■ Task directions
Extract the complete listing and repeat it word for word.

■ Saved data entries
* * * * * * * * *

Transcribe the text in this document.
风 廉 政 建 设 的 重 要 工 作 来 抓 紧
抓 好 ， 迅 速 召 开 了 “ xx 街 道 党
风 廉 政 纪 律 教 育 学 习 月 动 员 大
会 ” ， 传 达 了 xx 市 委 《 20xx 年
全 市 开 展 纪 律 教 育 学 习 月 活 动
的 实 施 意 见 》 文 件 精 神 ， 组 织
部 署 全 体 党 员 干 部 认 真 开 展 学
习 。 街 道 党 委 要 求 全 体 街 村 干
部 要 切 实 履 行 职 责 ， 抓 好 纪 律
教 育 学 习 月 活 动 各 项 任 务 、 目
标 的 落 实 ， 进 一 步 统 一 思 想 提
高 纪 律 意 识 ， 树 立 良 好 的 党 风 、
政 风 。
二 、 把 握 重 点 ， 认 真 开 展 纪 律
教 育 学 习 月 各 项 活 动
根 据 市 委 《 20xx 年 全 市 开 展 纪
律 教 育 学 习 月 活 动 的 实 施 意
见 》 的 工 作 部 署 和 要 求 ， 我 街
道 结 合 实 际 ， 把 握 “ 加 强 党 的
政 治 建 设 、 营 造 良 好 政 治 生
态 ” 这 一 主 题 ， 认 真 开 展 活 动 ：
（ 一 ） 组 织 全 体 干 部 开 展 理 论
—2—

* * * * * * * * *

■ Output of the exercise
Transcribe the text in this document.
风 廉 政 建 设 的 重 要 工 作 来 抓 紧
抓 好 ， 迅 速 召 开 了 “ xx 街 道 党
风 廉 政 纪 律 教 育 学 习 月 动 员 大
会 ” ， 传 达 了 xx 市 委 《 20xx 年
全 市 开 展 纪 律 教 育 学 习 月 活 动
的 实 施 意 见 》 文 件 精 神 ， 组 织
部 署 全 体 党 员 干 部 认 真 开 展 学
习 。 街 道 党 委 要 求 全 体 街 村 干
部 要 切 实 履 行 职 责 ， 抓 好 纪 律
教 育 学 习 月 活 动 各 项 任 务 、 目
标 的 落 实 ， 进 一 步 统 一 思 想 提
高 纪 律 意 识 ， 树 立 良 好 的 党 风 、
政 风 。
二 、 把 握 重 点 ， 认 真 开 展 纪 律
教 育 学 习 月 各 项 活 动
根 据 市 委 《 20xx 年 全 市 开 展 纪
律 教 育 学 习 月 活 动 的 实 施 意
见 》 的 工 作 部 署 和 要 求 ， 我 街
道 结 合 实 际 ， 把 握 “ 加 强 党 的
政 治 建 设 、 营 造 良 好 政 治 生
态 ” 这 一 主 题 ， 认 真 开 展 活 动 ：
（ 一 ） 组 织 全 体 干 部 开 展 理 论
—2—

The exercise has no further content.